TASK OBJECTIVE: Quote each of the lines below word for word, in the same order.

........

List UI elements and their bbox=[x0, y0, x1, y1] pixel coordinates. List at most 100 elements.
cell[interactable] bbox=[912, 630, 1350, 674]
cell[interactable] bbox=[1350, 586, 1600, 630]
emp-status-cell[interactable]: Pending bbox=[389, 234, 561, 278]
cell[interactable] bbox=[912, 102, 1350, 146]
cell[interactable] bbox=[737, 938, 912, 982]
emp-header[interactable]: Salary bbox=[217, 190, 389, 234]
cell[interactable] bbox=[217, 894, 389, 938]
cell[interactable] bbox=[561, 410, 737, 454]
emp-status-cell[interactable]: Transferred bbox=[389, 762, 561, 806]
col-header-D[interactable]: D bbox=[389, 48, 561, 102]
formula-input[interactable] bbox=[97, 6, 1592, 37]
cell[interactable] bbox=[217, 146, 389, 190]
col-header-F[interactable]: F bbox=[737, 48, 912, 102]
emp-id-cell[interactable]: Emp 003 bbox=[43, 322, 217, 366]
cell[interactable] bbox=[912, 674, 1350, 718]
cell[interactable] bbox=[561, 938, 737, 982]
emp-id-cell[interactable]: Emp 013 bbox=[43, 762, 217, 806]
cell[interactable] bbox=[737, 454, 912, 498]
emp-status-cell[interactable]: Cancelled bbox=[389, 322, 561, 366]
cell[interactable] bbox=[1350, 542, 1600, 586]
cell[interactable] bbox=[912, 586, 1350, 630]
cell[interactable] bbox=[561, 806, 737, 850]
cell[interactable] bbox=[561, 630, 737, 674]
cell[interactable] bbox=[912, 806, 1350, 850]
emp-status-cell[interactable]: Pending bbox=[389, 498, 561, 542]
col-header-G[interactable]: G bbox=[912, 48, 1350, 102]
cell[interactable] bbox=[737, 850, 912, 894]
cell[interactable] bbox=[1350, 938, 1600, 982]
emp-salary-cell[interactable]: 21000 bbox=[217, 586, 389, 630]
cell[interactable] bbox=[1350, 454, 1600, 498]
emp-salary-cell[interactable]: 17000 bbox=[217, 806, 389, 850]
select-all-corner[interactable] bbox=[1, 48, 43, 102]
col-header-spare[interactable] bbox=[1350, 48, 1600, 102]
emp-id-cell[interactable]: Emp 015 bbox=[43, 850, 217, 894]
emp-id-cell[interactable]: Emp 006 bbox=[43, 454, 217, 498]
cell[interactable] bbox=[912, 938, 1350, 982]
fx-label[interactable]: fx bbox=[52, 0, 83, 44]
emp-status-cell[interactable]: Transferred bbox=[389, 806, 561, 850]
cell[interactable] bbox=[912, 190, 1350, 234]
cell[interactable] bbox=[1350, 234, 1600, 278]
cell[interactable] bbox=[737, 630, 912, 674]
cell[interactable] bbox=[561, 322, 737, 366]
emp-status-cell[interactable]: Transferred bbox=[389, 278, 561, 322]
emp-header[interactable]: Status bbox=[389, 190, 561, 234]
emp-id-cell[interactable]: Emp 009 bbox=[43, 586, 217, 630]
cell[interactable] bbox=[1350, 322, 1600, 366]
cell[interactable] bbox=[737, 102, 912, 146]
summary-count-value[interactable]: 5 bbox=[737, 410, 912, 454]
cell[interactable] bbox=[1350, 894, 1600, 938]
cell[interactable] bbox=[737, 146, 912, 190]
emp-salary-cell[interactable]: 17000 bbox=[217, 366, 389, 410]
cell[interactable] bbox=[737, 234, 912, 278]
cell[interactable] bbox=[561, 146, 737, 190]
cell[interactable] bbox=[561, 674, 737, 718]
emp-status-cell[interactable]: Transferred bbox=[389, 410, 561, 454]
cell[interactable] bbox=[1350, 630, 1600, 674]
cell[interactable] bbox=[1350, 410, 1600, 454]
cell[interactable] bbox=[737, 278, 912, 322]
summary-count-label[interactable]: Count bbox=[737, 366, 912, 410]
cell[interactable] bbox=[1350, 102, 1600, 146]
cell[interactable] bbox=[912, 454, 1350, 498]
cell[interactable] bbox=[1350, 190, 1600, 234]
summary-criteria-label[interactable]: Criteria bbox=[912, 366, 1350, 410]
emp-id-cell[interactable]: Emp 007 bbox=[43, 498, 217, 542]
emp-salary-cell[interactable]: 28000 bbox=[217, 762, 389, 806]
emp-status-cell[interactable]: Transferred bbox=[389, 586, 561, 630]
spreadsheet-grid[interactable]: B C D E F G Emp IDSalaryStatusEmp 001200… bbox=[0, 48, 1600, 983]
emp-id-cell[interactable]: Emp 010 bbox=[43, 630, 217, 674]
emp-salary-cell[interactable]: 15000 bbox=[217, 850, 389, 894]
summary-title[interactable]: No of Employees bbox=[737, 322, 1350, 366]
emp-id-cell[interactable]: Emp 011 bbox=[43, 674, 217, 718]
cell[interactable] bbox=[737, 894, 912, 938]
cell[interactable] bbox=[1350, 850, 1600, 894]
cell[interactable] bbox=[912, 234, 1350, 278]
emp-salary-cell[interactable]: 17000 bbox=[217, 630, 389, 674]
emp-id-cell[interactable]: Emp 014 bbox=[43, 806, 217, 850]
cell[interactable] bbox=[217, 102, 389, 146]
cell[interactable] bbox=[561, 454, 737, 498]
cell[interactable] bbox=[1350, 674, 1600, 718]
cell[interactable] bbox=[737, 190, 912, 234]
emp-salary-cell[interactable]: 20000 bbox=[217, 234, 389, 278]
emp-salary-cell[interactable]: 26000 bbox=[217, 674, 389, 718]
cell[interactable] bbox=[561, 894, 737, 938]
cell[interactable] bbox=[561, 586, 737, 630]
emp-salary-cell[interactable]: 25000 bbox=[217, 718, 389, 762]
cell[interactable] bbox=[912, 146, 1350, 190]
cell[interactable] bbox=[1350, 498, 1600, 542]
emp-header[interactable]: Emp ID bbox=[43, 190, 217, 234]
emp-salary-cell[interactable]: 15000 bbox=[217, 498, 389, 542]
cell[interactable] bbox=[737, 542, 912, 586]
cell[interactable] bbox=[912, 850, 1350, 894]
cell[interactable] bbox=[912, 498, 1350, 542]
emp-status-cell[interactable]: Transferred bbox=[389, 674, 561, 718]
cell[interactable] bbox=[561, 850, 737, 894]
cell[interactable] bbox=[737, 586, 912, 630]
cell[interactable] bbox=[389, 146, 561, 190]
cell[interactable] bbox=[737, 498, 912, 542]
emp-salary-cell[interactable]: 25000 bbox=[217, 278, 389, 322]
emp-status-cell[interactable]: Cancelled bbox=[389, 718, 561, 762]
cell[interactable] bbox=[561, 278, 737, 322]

........

OUTPUT OF THE TASK:
List UI elements and their bbox=[x0, y0, x1, y1] pixel coordinates. List at most 100 elements.
cell[interactable] bbox=[912, 630, 1350, 674]
cell[interactable] bbox=[1350, 586, 1600, 630]
emp-status-cell[interactable]: Pending bbox=[389, 234, 561, 278]
cell[interactable] bbox=[912, 102, 1350, 146]
cell[interactable] bbox=[737, 938, 912, 982]
emp-header[interactable]: Salary bbox=[217, 190, 389, 234]
cell[interactable] bbox=[217, 894, 389, 938]
cell[interactable] bbox=[561, 410, 737, 454]
emp-status-cell[interactable]: Transferred bbox=[389, 762, 561, 806]
col-header-D[interactable]: D bbox=[389, 48, 561, 102]
formula-input[interactable] bbox=[97, 6, 1592, 37]
cell[interactable] bbox=[217, 146, 389, 190]
col-header-F[interactable]: F bbox=[737, 48, 912, 102]
emp-id-cell[interactable]: Emp 003 bbox=[43, 322, 217, 366]
cell[interactable] bbox=[912, 674, 1350, 718]
cell[interactable] bbox=[561, 938, 737, 982]
emp-id-cell[interactable]: Emp 013 bbox=[43, 762, 217, 806]
cell[interactable] bbox=[737, 454, 912, 498]
emp-status-cell[interactable]: Cancelled bbox=[389, 322, 561, 366]
cell[interactable] bbox=[1350, 542, 1600, 586]
cell[interactable] bbox=[912, 586, 1350, 630]
cell[interactable] bbox=[561, 806, 737, 850]
cell[interactable] bbox=[561, 630, 737, 674]
cell[interactable] bbox=[912, 806, 1350, 850]
emp-status-cell[interactable]: Pending bbox=[389, 498, 561, 542]
col-header-G[interactable]: G bbox=[912, 48, 1350, 102]
cell[interactable] bbox=[737, 850, 912, 894]
cell[interactable] bbox=[1350, 938, 1600, 982]
emp-salary-cell[interactable]: 21000 bbox=[217, 586, 389, 630]
cell[interactable] bbox=[1350, 454, 1600, 498]
emp-salary-cell[interactable]: 17000 bbox=[217, 806, 389, 850]
select-all-corner[interactable] bbox=[1, 48, 43, 102]
col-header-spare[interactable] bbox=[1350, 48, 1600, 102]
emp-id-cell[interactable]: Emp 015 bbox=[43, 850, 217, 894]
emp-id-cell[interactable]: Emp 006 bbox=[43, 454, 217, 498]
cell[interactable] bbox=[912, 938, 1350, 982]
fx-label[interactable]: fx bbox=[52, 0, 83, 44]
emp-status-cell[interactable]: Transferred bbox=[389, 806, 561, 850]
cell[interactable] bbox=[912, 190, 1350, 234]
cell[interactable] bbox=[1350, 234, 1600, 278]
cell[interactable] bbox=[737, 630, 912, 674]
cell[interactable] bbox=[561, 322, 737, 366]
emp-status-cell[interactable]: Transferred bbox=[389, 278, 561, 322]
emp-header[interactable]: Status bbox=[389, 190, 561, 234]
emp-id-cell[interactable]: Emp 009 bbox=[43, 586, 217, 630]
cell[interactable] bbox=[1350, 322, 1600, 366]
cell[interactable] bbox=[737, 102, 912, 146]
summary-count-value[interactable]: 5 bbox=[737, 410, 912, 454]
cell[interactable] bbox=[1350, 894, 1600, 938]
cell[interactable] bbox=[737, 146, 912, 190]
emp-salary-cell[interactable]: 17000 bbox=[217, 366, 389, 410]
cell[interactable] bbox=[737, 234, 912, 278]
cell[interactable] bbox=[561, 146, 737, 190]
cell[interactable] bbox=[561, 674, 737, 718]
emp-status-cell[interactable]: Transferred bbox=[389, 410, 561, 454]
cell[interactable] bbox=[1350, 630, 1600, 674]
cell[interactable] bbox=[1350, 410, 1600, 454]
cell[interactable] bbox=[737, 278, 912, 322]
summary-count-label[interactable]: Count bbox=[737, 366, 912, 410]
cell[interactable] bbox=[1350, 102, 1600, 146]
cell[interactable] bbox=[912, 454, 1350, 498]
cell[interactable] bbox=[1350, 190, 1600, 234]
summary-criteria-label[interactable]: Criteria bbox=[912, 366, 1350, 410]
emp-id-cell[interactable]: Emp 007 bbox=[43, 498, 217, 542]
emp-salary-cell[interactable]: 28000 bbox=[217, 762, 389, 806]
emp-status-cell[interactable]: Transferred bbox=[389, 586, 561, 630]
spreadsheet-grid[interactable]: B C D E F G Emp IDSalaryStatusEmp 001200… bbox=[0, 48, 1600, 983]
emp-id-cell[interactable]: Emp 010 bbox=[43, 630, 217, 674]
emp-salary-cell[interactable]: 15000 bbox=[217, 850, 389, 894]
summary-title[interactable]: No of Employees bbox=[737, 322, 1350, 366]
emp-id-cell[interactable]: Emp 011 bbox=[43, 674, 217, 718]
cell[interactable] bbox=[737, 894, 912, 938]
cell[interactable] bbox=[1350, 850, 1600, 894]
cell[interactable] bbox=[912, 234, 1350, 278]
emp-salary-cell[interactable]: 17000 bbox=[217, 630, 389, 674]
emp-id-cell[interactable]: Emp 014 bbox=[43, 806, 217, 850]
cell[interactable] bbox=[217, 102, 389, 146]
cell[interactable] bbox=[561, 454, 737, 498]
cell[interactable] bbox=[1350, 674, 1600, 718]
cell[interactable] bbox=[737, 190, 912, 234]
emp-salary-cell[interactable]: 20000 bbox=[217, 234, 389, 278]
emp-salary-cell[interactable]: 26000 bbox=[217, 674, 389, 718]
cell[interactable] bbox=[561, 894, 737, 938]
cell[interactable] bbox=[561, 586, 737, 630]
emp-salary-cell[interactable]: 25000 bbox=[217, 718, 389, 762]
cell[interactable] bbox=[912, 146, 1350, 190]
cell[interactable] bbox=[1350, 498, 1600, 542]
emp-header[interactable]: Emp ID bbox=[43, 190, 217, 234]
emp-salary-cell[interactable]: 15000 bbox=[217, 498, 389, 542]
cell[interactable] bbox=[737, 542, 912, 586]
cell[interactable] bbox=[912, 850, 1350, 894]
cell[interactable] bbox=[912, 498, 1350, 542]
emp-status-cell[interactable]: Transferred bbox=[389, 674, 561, 718]
cell[interactable] bbox=[561, 850, 737, 894]
cell[interactable] bbox=[737, 586, 912, 630]
cell[interactable] bbox=[389, 146, 561, 190]
cell[interactable] bbox=[737, 498, 912, 542]
emp-salary-cell[interactable]: 25000 bbox=[217, 278, 389, 322]
emp-status-cell[interactable]: Cancelled bbox=[389, 718, 561, 762]
cell[interactable] bbox=[561, 278, 737, 322]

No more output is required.